▸ **Raw data**:
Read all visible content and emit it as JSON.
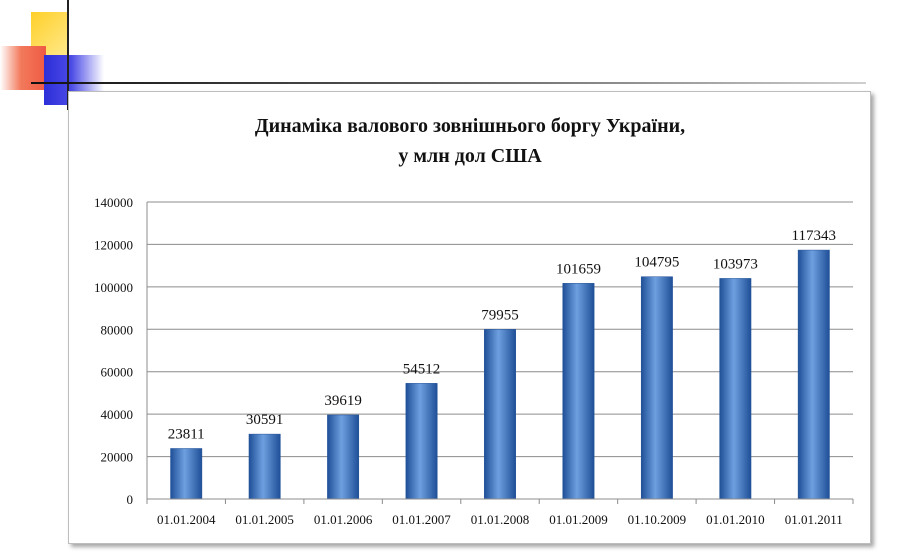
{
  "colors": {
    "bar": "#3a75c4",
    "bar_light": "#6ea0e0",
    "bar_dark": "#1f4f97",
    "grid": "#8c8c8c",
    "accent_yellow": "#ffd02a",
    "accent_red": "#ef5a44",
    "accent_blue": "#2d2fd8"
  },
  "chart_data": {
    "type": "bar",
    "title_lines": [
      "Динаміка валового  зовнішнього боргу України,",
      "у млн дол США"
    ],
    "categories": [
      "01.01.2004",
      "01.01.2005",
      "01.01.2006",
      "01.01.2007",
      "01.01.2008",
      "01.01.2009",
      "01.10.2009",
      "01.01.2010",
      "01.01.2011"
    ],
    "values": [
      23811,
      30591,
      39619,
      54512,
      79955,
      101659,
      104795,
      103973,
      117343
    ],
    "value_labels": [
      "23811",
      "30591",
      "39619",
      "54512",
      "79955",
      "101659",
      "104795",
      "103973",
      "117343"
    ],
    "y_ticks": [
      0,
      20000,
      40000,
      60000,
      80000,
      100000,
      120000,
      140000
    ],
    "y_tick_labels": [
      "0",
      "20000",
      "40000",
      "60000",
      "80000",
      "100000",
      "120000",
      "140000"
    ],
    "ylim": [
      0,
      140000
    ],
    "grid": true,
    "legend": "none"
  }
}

▸ **Aim of the exercise**:
Every record must be copied exactly, with images dropped from the result.

▸ **Complete response**:
Read all visible content and emit it as JSON.
{
  "colors": {
    "bar": "#3a75c4",
    "bar_light": "#6ea0e0",
    "bar_dark": "#1f4f97",
    "grid": "#8c8c8c",
    "accent_yellow": "#ffd02a",
    "accent_red": "#ef5a44",
    "accent_blue": "#2d2fd8"
  },
  "chart_data": {
    "type": "bar",
    "title_lines": [
      "Динаміка валового  зовнішнього боргу України,",
      "у млн дол США"
    ],
    "categories": [
      "01.01.2004",
      "01.01.2005",
      "01.01.2006",
      "01.01.2007",
      "01.01.2008",
      "01.01.2009",
      "01.10.2009",
      "01.01.2010",
      "01.01.2011"
    ],
    "values": [
      23811,
      30591,
      39619,
      54512,
      79955,
      101659,
      104795,
      103973,
      117343
    ],
    "value_labels": [
      "23811",
      "30591",
      "39619",
      "54512",
      "79955",
      "101659",
      "104795",
      "103973",
      "117343"
    ],
    "y_ticks": [
      0,
      20000,
      40000,
      60000,
      80000,
      100000,
      120000,
      140000
    ],
    "y_tick_labels": [
      "0",
      "20000",
      "40000",
      "60000",
      "80000",
      "100000",
      "120000",
      "140000"
    ],
    "ylim": [
      0,
      140000
    ],
    "grid": true,
    "legend": "none"
  }
}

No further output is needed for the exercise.